◆ Provided information ◆
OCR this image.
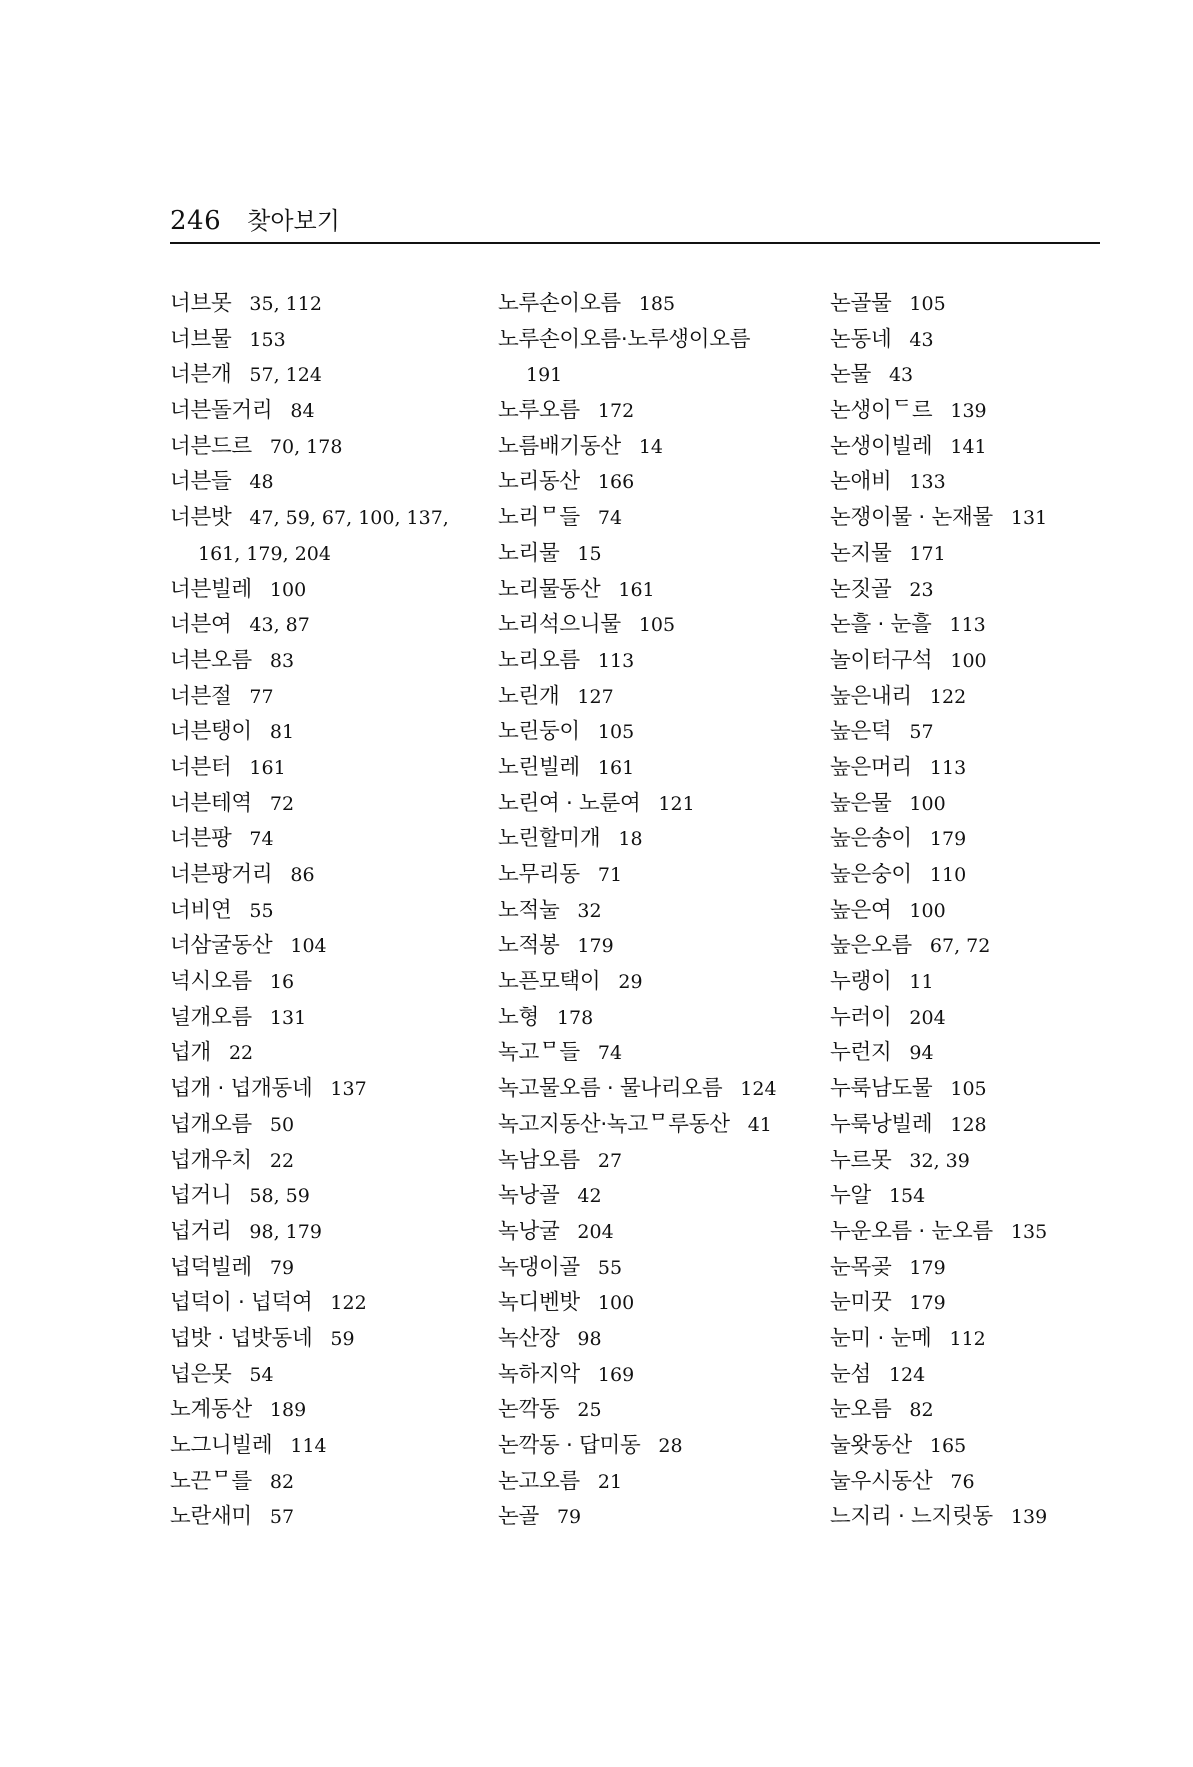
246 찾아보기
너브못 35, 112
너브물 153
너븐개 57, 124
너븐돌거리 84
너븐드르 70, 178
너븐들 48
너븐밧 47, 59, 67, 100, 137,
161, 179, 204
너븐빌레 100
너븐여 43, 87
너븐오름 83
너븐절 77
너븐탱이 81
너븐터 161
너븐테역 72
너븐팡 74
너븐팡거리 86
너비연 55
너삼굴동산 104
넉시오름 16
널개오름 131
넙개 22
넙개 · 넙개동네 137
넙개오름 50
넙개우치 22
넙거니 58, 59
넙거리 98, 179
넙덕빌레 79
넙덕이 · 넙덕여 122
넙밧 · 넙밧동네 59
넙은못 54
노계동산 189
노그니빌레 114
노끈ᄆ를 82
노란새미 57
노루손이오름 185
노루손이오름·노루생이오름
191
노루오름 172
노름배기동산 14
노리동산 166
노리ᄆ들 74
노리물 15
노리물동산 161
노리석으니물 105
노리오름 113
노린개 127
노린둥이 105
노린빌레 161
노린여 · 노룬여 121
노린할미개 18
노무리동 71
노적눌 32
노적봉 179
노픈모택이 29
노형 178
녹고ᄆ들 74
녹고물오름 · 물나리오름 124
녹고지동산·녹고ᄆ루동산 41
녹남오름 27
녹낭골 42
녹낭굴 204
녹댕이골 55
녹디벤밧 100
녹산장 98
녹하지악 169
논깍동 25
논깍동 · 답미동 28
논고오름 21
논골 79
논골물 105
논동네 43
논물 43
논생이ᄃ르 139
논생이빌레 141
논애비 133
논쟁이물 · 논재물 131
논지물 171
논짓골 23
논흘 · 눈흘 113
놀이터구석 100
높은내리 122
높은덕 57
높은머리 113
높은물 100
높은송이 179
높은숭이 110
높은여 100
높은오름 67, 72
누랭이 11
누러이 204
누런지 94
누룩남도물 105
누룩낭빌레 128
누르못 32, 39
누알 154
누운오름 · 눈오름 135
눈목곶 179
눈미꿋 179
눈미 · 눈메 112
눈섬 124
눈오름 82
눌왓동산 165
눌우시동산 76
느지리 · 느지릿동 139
==
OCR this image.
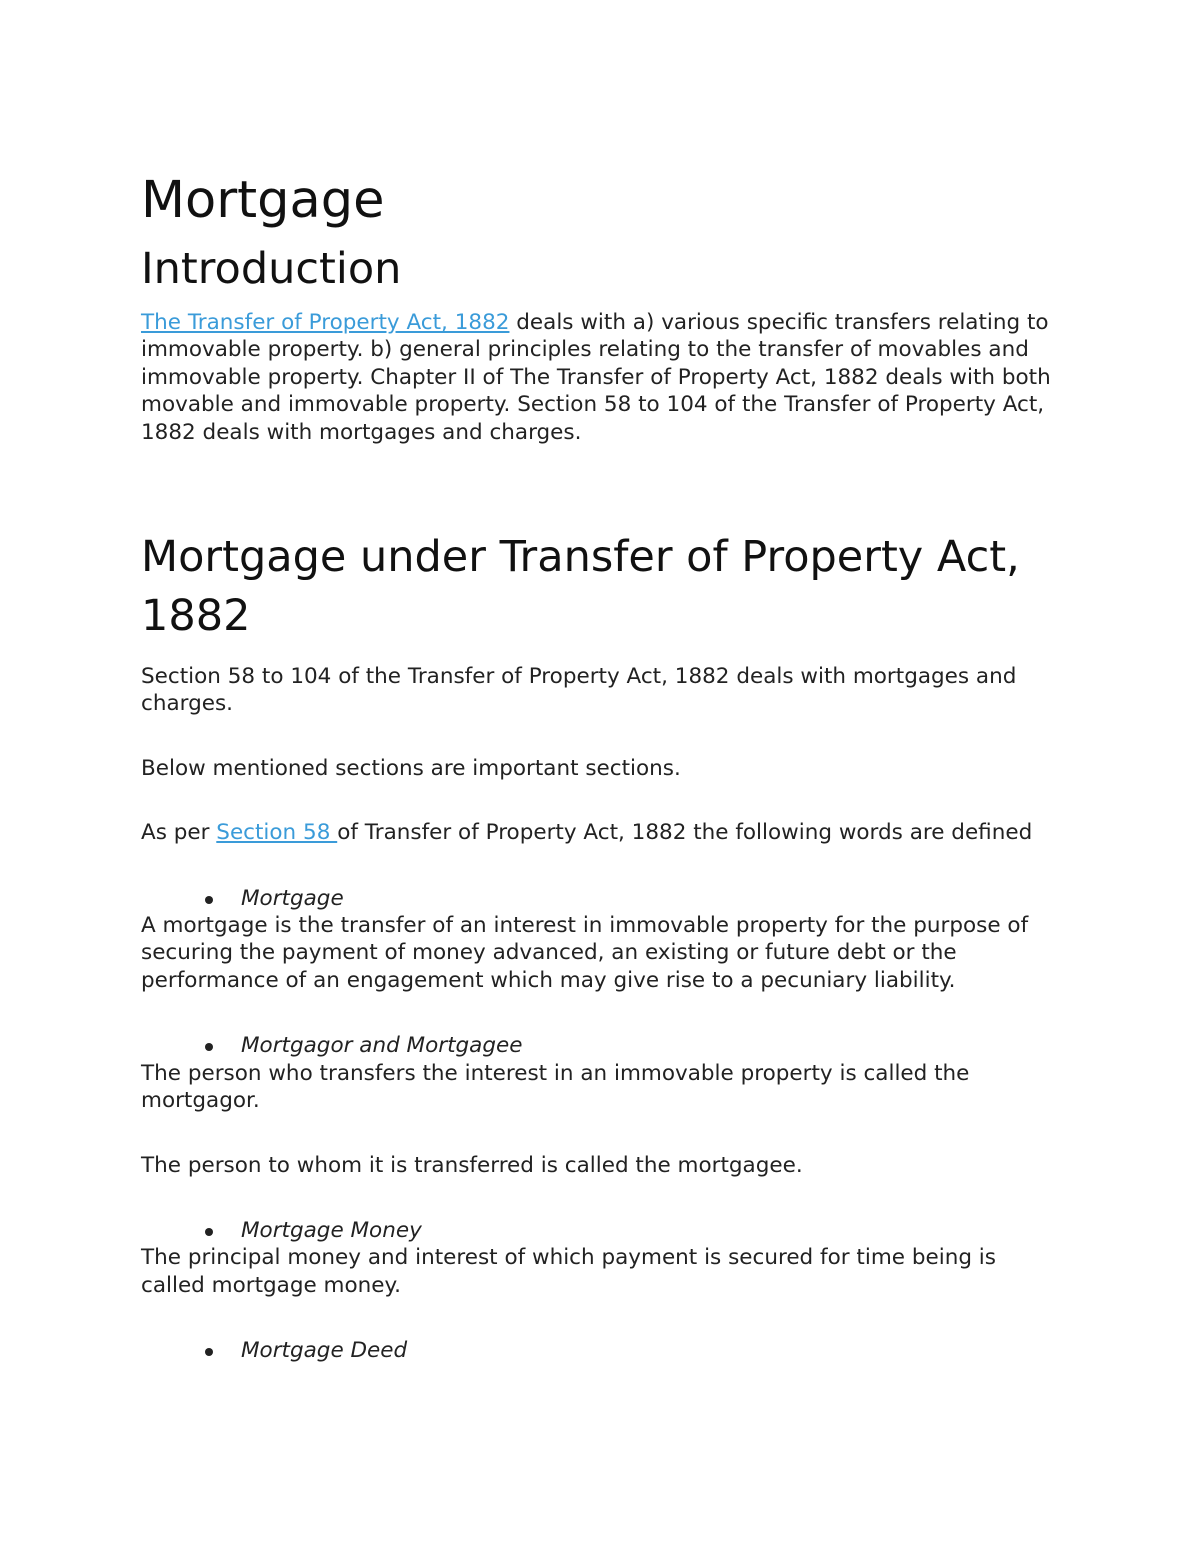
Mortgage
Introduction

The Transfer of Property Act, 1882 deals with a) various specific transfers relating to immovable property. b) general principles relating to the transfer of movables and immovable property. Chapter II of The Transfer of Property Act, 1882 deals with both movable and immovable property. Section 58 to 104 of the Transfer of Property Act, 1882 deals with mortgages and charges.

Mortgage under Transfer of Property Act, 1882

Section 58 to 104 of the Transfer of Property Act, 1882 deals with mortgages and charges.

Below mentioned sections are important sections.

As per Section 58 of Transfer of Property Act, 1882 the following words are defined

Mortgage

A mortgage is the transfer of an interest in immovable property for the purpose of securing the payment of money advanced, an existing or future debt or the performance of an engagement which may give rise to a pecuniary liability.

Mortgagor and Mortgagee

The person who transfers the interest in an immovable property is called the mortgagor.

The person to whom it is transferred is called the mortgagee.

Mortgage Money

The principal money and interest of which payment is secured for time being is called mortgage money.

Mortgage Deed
--
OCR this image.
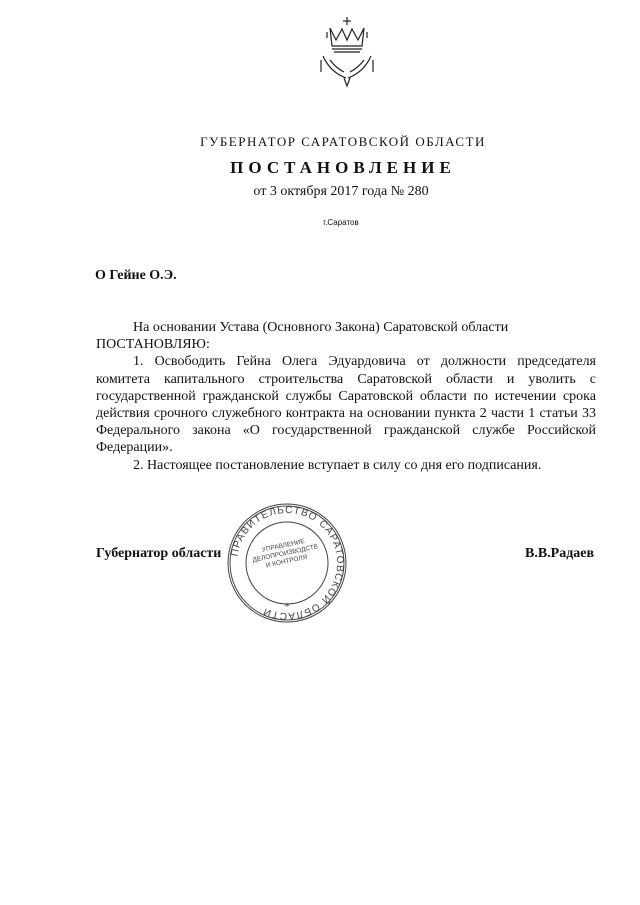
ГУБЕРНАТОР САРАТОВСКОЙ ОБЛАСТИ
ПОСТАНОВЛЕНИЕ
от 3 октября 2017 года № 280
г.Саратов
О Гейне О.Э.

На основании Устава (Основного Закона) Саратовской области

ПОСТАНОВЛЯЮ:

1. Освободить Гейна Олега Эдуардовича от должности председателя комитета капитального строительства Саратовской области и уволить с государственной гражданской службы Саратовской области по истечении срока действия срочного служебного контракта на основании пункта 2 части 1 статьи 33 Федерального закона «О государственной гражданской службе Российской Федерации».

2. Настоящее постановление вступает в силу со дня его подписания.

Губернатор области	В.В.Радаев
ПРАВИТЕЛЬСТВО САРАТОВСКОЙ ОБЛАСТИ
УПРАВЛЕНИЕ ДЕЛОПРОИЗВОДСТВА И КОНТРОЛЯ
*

◆ Goal ◆
Gather and return every line that holds the string "payment".

◆ Output for this task ◆
A mortgage is the transfer of an interest in immovable property for the purpose of securing the payment of money advanced, an existing or future debt or the performance of an engagement which may give rise to a pecuniary liability.
The principal money and interest of which payment is secured for time being is called mortgage money.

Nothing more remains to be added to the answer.